-- START RECORDS PROVIDED --
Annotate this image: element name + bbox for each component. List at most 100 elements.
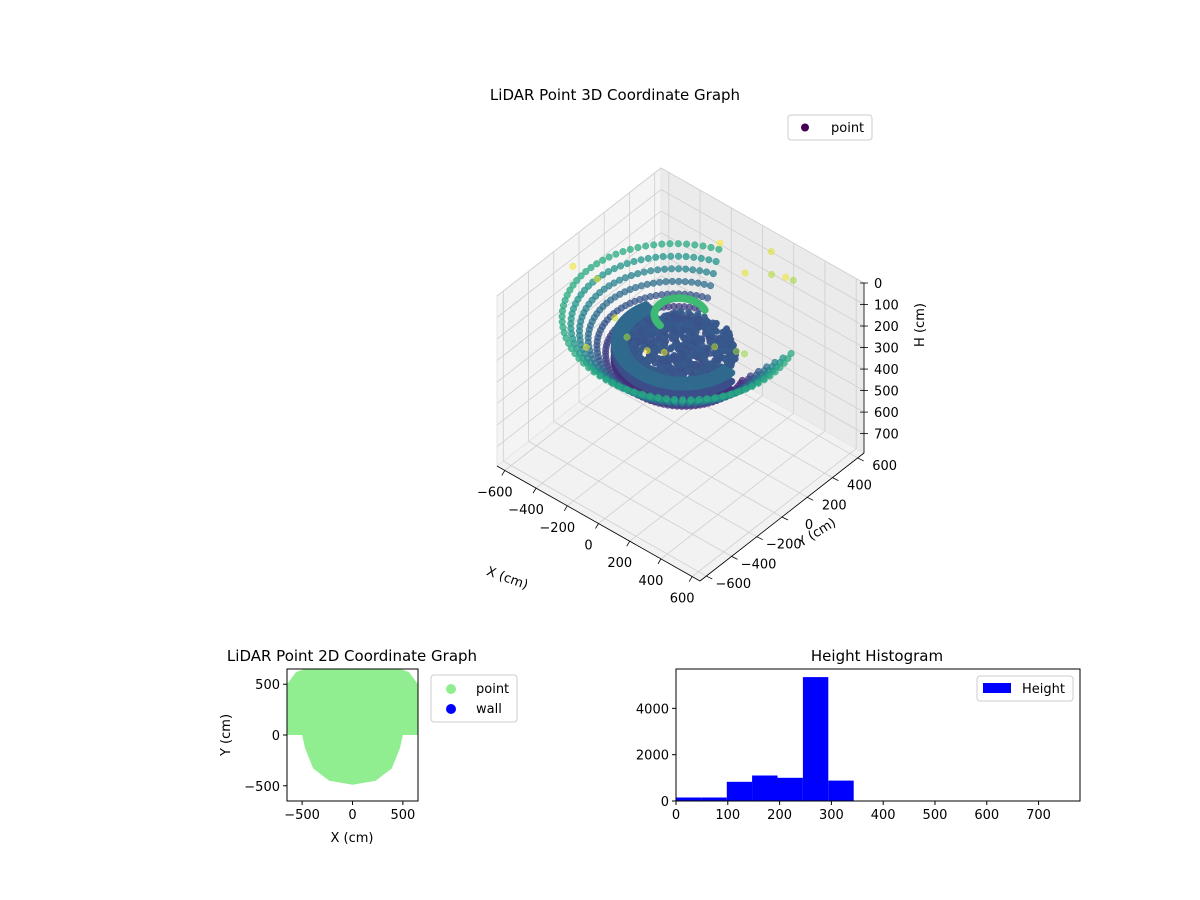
point-3d: [716, 239, 724, 247]
x-tick-label-2d: −500: [284, 808, 320, 823]
x-tick-label-3d: −200: [539, 521, 575, 536]
point-3d: [602, 376, 610, 384]
point-3d: [675, 252, 683, 260]
point-3d: [616, 276, 624, 284]
gridline-z: [660, 189, 865, 305]
point-3d: [611, 314, 619, 322]
point-3d: [599, 271, 607, 279]
z-tick-label-3d: 200: [874, 320, 899, 335]
point-3d: [582, 343, 590, 351]
point-3d: [684, 366, 692, 374]
gridline-y: [528, 441, 732, 557]
x-tick-label-3d: −600: [477, 485, 513, 500]
point-3d: [654, 266, 662, 274]
point-3d: [667, 344, 675, 352]
legend-2d: point wall: [430, 674, 518, 723]
x-tick-label-3d: 600: [670, 592, 695, 607]
point-3d: [719, 392, 727, 400]
y-tick-label-3d: 600: [872, 459, 897, 474]
x-axis-label-2d: X (cm): [331, 831, 374, 846]
point-3d: [605, 253, 613, 261]
histogram-bar: [726, 781, 753, 801]
point-3d: [643, 347, 651, 355]
chart-3d-title: LiDAR Point 3D Coordinate Graph: [490, 86, 740, 104]
point-3d: [711, 394, 719, 402]
point-3d: [634, 243, 642, 251]
point-3d: [679, 396, 687, 404]
histogram-bar: [701, 797, 727, 801]
point-3d: [569, 262, 577, 270]
point-3d: [647, 267, 655, 275]
y-tick-label-2d: 0: [272, 729, 280, 744]
chart-2d-title: LiDAR Point 2D Coordinate Graph: [227, 647, 477, 665]
point-3d: [590, 368, 598, 376]
x-tick-label-3d: 400: [639, 574, 664, 589]
point-3d: [630, 258, 638, 266]
point-3d: [711, 343, 719, 351]
point-3d: [644, 254, 652, 262]
histogram-title: Height Histogram: [811, 647, 943, 665]
point-3d: [643, 280, 651, 288]
point-3d: [674, 240, 682, 248]
point-3d: [640, 268, 648, 276]
point-3d: [682, 253, 690, 261]
point-3d: [707, 282, 715, 290]
y-tick-label-3d: 400: [847, 479, 872, 494]
point-3d: [621, 274, 629, 282]
point-3d: [705, 256, 713, 264]
point-3d: [698, 293, 706, 301]
gridline-y: [503, 460, 707, 577]
point-3d: [662, 395, 670, 403]
point-3d: [652, 253, 660, 261]
point-3d: [727, 390, 735, 398]
point-3d: [748, 383, 756, 391]
histogram-legend-label: Height: [1022, 682, 1065, 697]
point-3d: [587, 264, 595, 272]
y-axis-label-2d: Y (cm): [219, 714, 234, 757]
histogram-bar: [802, 677, 829, 801]
point-3d: [675, 277, 683, 285]
point-3d: [659, 253, 667, 261]
histogram-x-tick-label: 200: [767, 808, 792, 823]
point-3d: [776, 364, 784, 372]
point-3d: [754, 379, 762, 387]
point-3d: [690, 253, 698, 261]
point-3d: [610, 265, 618, 273]
point-3d: [623, 260, 631, 268]
gridline-z: [496, 167, 662, 297]
point-3d: [662, 278, 670, 286]
point-3d: [577, 272, 585, 280]
point-3d: [689, 266, 697, 274]
point-3d: [627, 272, 635, 280]
point-3d: [612, 250, 620, 258]
point-3d: [649, 279, 657, 287]
point-3d: [593, 275, 601, 283]
point-3d: [784, 354, 792, 362]
point-3d: [582, 268, 590, 276]
gridline-z: [496, 189, 662, 318]
point-3d: [780, 359, 788, 367]
histogram-legend: Height: [976, 675, 1074, 702]
point-3d: [691, 241, 699, 249]
point-3d: [656, 321, 665, 330]
point-3d: [787, 350, 795, 358]
point-3d: [637, 282, 645, 290]
point-3d: [732, 348, 740, 355]
z-tick-label-3d: 500: [874, 385, 899, 400]
point-3d: [654, 394, 662, 402]
y-tick-label-2d: −500: [244, 780, 280, 795]
gridline-y: [604, 381, 808, 498]
histogram-y-tick-label: 2000: [636, 749, 669, 764]
point-3d: [694, 279, 702, 287]
point-3d: [599, 256, 607, 264]
point-3d: [668, 277, 676, 285]
point-3d: [605, 282, 613, 290]
point-3d: [789, 276, 797, 284]
y-tick-label-3d: −600: [715, 577, 751, 592]
point-3d: [766, 372, 774, 380]
point-3d: [638, 390, 646, 398]
point-3d: [771, 368, 779, 376]
point-3d: [707, 243, 715, 251]
point-3d: [741, 350, 748, 358]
-- END RECORDS PROVIDED --
* _EXERCISE TASK_: Copy the lines of data above without any changes, from the line with "point-3d: [716, 239, 724, 247]" up to and including the line with "chart-3d-title: LiDAR Point".

* _SOLUTION TO THIS EXERCISE_:
point-3d: [716, 239, 724, 247]
x-tick-label-2d: −500: [284, 808, 320, 823]
x-tick-label-3d: −200: [539, 521, 575, 536]
point-3d: [602, 376, 610, 384]
point-3d: [675, 252, 683, 260]
point-3d: [616, 276, 624, 284]
gridline-z: [660, 189, 865, 305]
point-3d: [611, 314, 619, 322]
point-3d: [599, 271, 607, 279]
z-tick-label-3d: 200: [874, 320, 899, 335]
point-3d: [582, 343, 590, 351]
point-3d: [684, 366, 692, 374]
gridline-y: [528, 441, 732, 557]
x-tick-label-3d: −600: [477, 485, 513, 500]
point-3d: [654, 266, 662, 274]
point-3d: [667, 344, 675, 352]
legend-2d: point wall: [430, 674, 518, 723]
x-tick-label-3d: 600: [670, 592, 695, 607]
point-3d: [719, 392, 727, 400]
y-tick-label-3d: 600: [872, 459, 897, 474]
x-axis-label-2d: X (cm): [331, 831, 374, 846]
point-3d: [605, 253, 613, 261]
histogram-bar: [726, 781, 753, 801]
point-3d: [643, 347, 651, 355]
chart-3d-title: LiDAR Point 3D Coordinate Graph: [490, 86, 740, 104]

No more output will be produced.